### TÂCHES
**A.** Dans le texte sur l'audiovisuel libanais, réécrivez le passage allant de « Un passé glorieux » à « Caire à Damas. » en substituant « La capitale libanaise » à « Beyrouth ».
**B.** Selon le texte sur l'audiovisuel libanais, qu'est-ce qui fait du Liban un pionnier de la télévision dans le monde arabe ? Répondez en une à trois phrases.
**C.** Écrivez la suite du texte sur l'audiovisuel libanais après sa dernière phrase.

### TEXTE RETENU

□ □ □

L’industrie audiovisuelle libanaise, longtemps mise à rude épreuve par des crises internes et une concurrence régionale écrasante, connaît un regain d’intérêt significatif, particulièrement visible pendant le mois de Ramadan. Cette période, cruciale pour la télévision dans le monde arabe, voit les séries libanaises regagner du terrain face aux productions égyptiennes, syriennes et turques qui ont dominé le marché pendant des décennies. Diffusées sur des chaînes locales comme LBCI, MTV et Al Jadeed, ainsi que sur des plateformes numériques telles que Shahid, ces séries captent des audiences croissantes. Ce renouveau, bien que fragile, pourrait marquer un tournant pour un secteur qui a dû surmonter des défis économiques, politiques et logistiques majeurs, tout en offrant une chance au Liban de reprendre sa place sur la scène audiovisuelle régionale.
Un passé glorieux éclipsé par la guerre
Le Liban a une histoire télévisuelle riche et pionnière dans le monde arabe. Dès 1959, Télé Liban devient l’une des premières chaînes privées de la région, lançant le pays dans une ère de production audiovisuelle prometteuse. Avant la guerre civile de 1975 à 1990, des séries comme « Abou Melhem » captivaient les spectateurs avec des comédies familiales simples mais efficaces, diffusées bien au-delà des frontières libanaises. Beyrouth, alors surnommée le « Hollywood du Moyen-Orient », était un centre névralgique pour les réalisateurs, scénaristes et acteurs de la région, attirant des talents du Caire à Damas.

□ □ □

### DONNÉES ENREGISTRÉES
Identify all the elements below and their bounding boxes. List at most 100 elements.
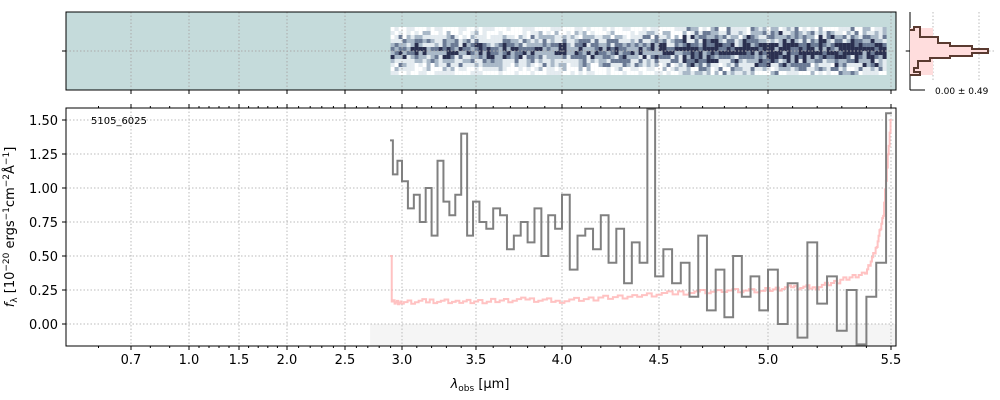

□ □ □

### RÉPONSES AUX TÂCHES
**A.**
Un passé glorieux éclipsé par la guerre
Le Liban a une histoire télévisuelle riche et pionnière dans le monde arabe. Dès 1959, Télé Liban devient l’une des premières chaînes privées de la région, lançant le pays dans une ère de production audiovisuelle prometteuse. Avant la guerre civile de 1975 à 1990, des séries comme « Abou Melhem » captivaient les spectateurs avec des comédies familiales simples mais efficaces, diffusées bien au-delà des frontières libanaises. La capitale libanaise, alors surnommée le « Hollywood du Moyen-Orient », était un centre névralgique pour les réalisateurs, scénaristes et acteurs de la région, attirant des talents du Caire à Damas.

**B.** Dès 1959, Télé Liban devient l'une des premières chaînes privées de la région. Elle lance ainsi le pays dans une ère de production audiovisuelle prometteuse.

**C.**
La guerre civile a cependant infligé des dommages irréparables. Les infrastructures télévisuelles ont été détruites, les studios bombardés, et une grande partie des professionnels du secteur ont fui vers l’Europe, les États-Unis ou les pays du Golfe. Pendant ces quinze années de conflit, la production s’est effondrée, et le Liban a perdu son statut de leader culturel. À la fin des hostilités, dans les années 1990, le pays a tenté de reconstruire son industrie, mais il n’a jamais retrouvé son éclat d’antan. L’Égypte, avec ses feuilletons sociaux et ses comédies, et la Syrie, avec ses dramas historiques comme « Bab al-Hara », ont pris la tête du marché, notamment pendant Ramadan, laissant les séries libanaises reléguées à des productions secondaires, souvent perçues comme des mélodrames romantiques sans profondeur.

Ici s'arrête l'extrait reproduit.